▶ Directives
#1 Reproduce the stretch of the chainring thread below from "## Andrea138 (Mar" through "black chainring problem.", swapping "9spd chain" for "10spd chain".
#2 Extend the chainring thread below, starting after its last line.

# Absolute black spiderless chainring problem HELP



## RojoRacing53 (Jul 23, 2013)

So I finally got my new XX1 crankset and 34t absolute black spiderless chainring mounted up with a new 20t Chris king cog and new PC-971 chain. Something with the chainring tooth profile is causing it to not smoothly mesh and release the chain. Its like the teeth are to tall or something. I know others have used these ring so I'd like to hear your experience with this. Is this normal till it breaks in or is there something wrong with the cut of this ring, if this is normal then I think its a bad design. Check out the YouTube link and you can see how the chain binds and lossens with every tooth but the chain slack with the chain has messed is on the loose end of play. I've rode it for 20 hard miles yesterday and it's still the same and the ring shows no sign of wear. I've got another 12hr race in this weekend and I fear ether the extra drag is going to hurt me in the long run or worse I may be breaking chains mid race. 
Chainring suck/binding - YouTube


----------



## Andrea138 (Mar 25, 2009)

As long as your chainline is dead-on, try using an 11spd chain. I noticed that a 9spd chain made more noise on an XX1 chainring than on a standard SS chainring. It's silent with the 11spd chain.


----------



## RojoRacing53 (Jul 23, 2013)

Maybe you didn't read the post but I'm not running the XX1 chainring, that's why the title says absolute black chainring problem.


----------



## RojoRacing53 (Jul 23, 2013)

Just got an email back from absolute black that I got one of a very few 34t in an old batch of rings that were machined with a slightly different pitch which works better with a worn chain. They're sending me another chainring but I doubt I'll get it in time for the race this weekend so I guess I try an old chain tonight and see if its better:madman:

If I could win the lotto with bad luck I'd be a millionaire


----------



## jetboy23 (Jun 14, 2011)

Mine would bind in certain spots. If you look at the top of the tooth, you will see one corner is slightly slanted and the other corner is more 90* angle. I took a fine file and took the edge off of the squared off side. With singlespeed, it doesn't need the added chain retention. I have a video on my phone that shows the chain getting stuck on the chainring. I've just never uploaded it. Maybe i will some day.


----------



## RojoRacing53 (Jul 23, 2013)

▶ Information provided
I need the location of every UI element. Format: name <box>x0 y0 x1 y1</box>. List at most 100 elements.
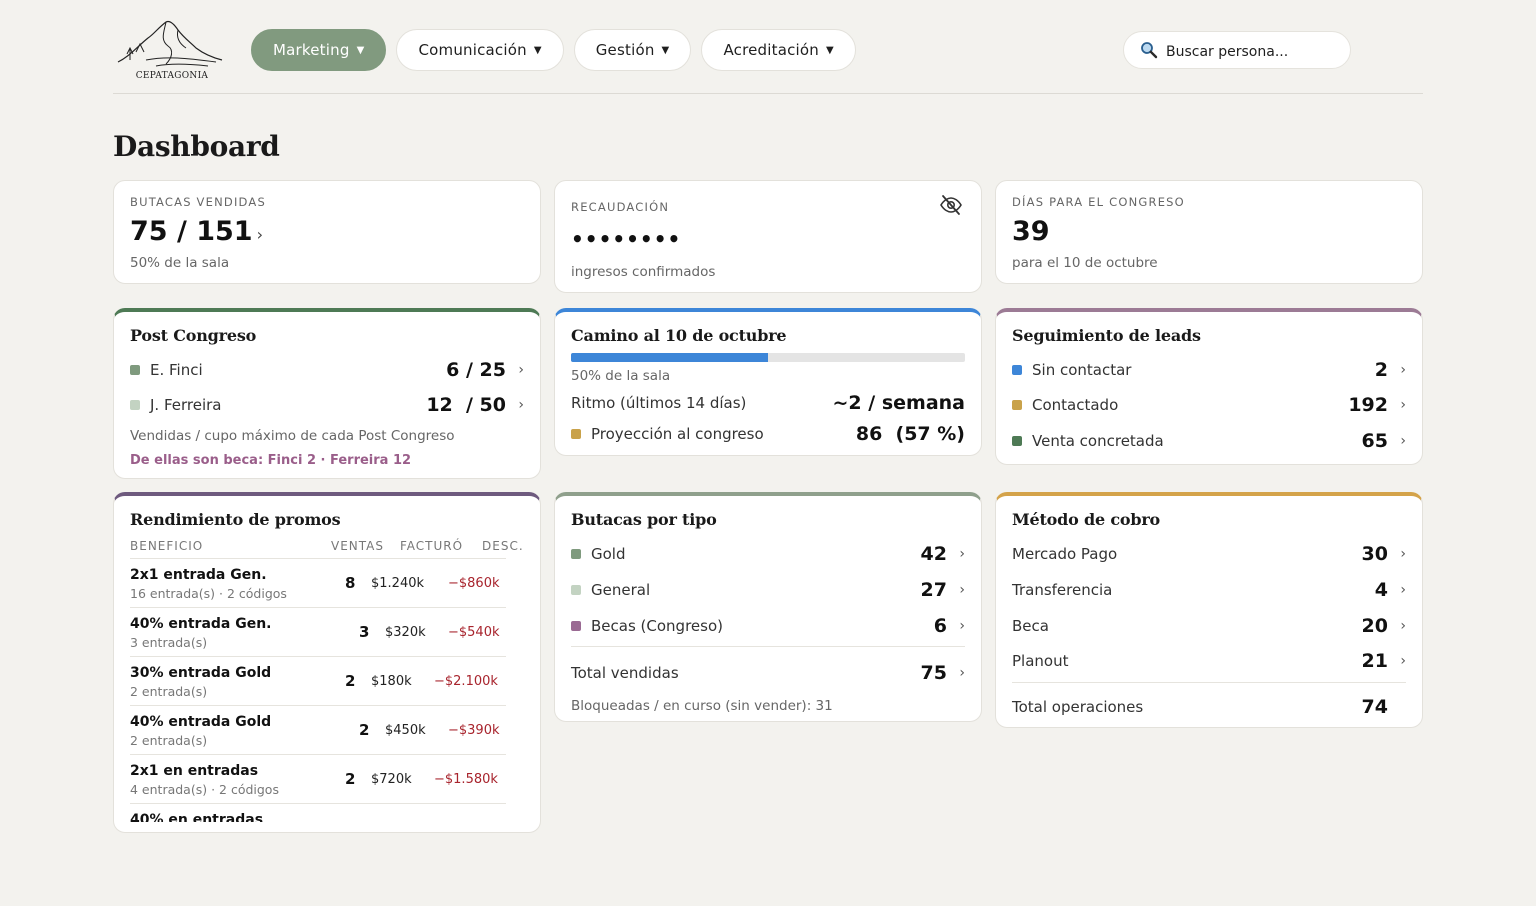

▶ Responses
#1
## Andrea138 (Mar 25, 2009)

As long as your chainline is dead-on, try using an 11spd chain. I noticed that a 10spd chain made more noise on an XX1 chainring than on a standard SS chainring. It's silent with the 11spd chain.


----------



## RojoRacing53 (Jul 23, 2013)

Maybe you didn't read the post but I'm not running the XX1 chainring, that's why the title says absolute black chainring problem.

#2
So I ended up filling down the teeth on the chainring until it was no longer binding. I rode the filed down ring in the 12hr race last weekend and won with a huge 3 lap lead and with zero mechanical problems.

Yesterday I finally received my new 34t direct from Absolute black so I mounted it up with the same chain I ran in the 12hr which still measures .1 on my park tool so it's still like new. So I gave it a spin and it's perfectly smooth and silent with no signs of binding. Now that I know what the proper product is like I'll be ordering a 32t & 30t this week for my steep local trails.


----------



## dwt (Jul 19, 2009)

RojoRacing53 said:


> Maybe you didn't read the post but I'm not running the XX1 chainring, that's why the title says absolute black chainring problem.


That's the whole problem. Shoulda gone with Wolf Tooth Components. There's a long thread on that company in the Drivetrain forum, lots of testimonials from satisfied customers. Plus, WTC has no lame warning against using KMC chains with their rings. Seriously? What sucks? The chain or the chainring? I run KMC 10 speed chains on a FSA compact road crank, my wife's Ultegra road triple, my 1 x 10 with WTC ring, and a SRAM 2x10. The chains work fine with Shimano, SRAM, FSA and WTC. Therefore, I can only conclude there must be a quality problem with absolute black, There are many spiderless direct mount rings on the market, WTC, E13, Northshore Billet, as examples, but you picked the only
one that specifies it won't run with KMC chains. I call BS and on absolute black. Sounds more like
Absolute Crap.


----------



## jetboy23 (Jun 14, 2011)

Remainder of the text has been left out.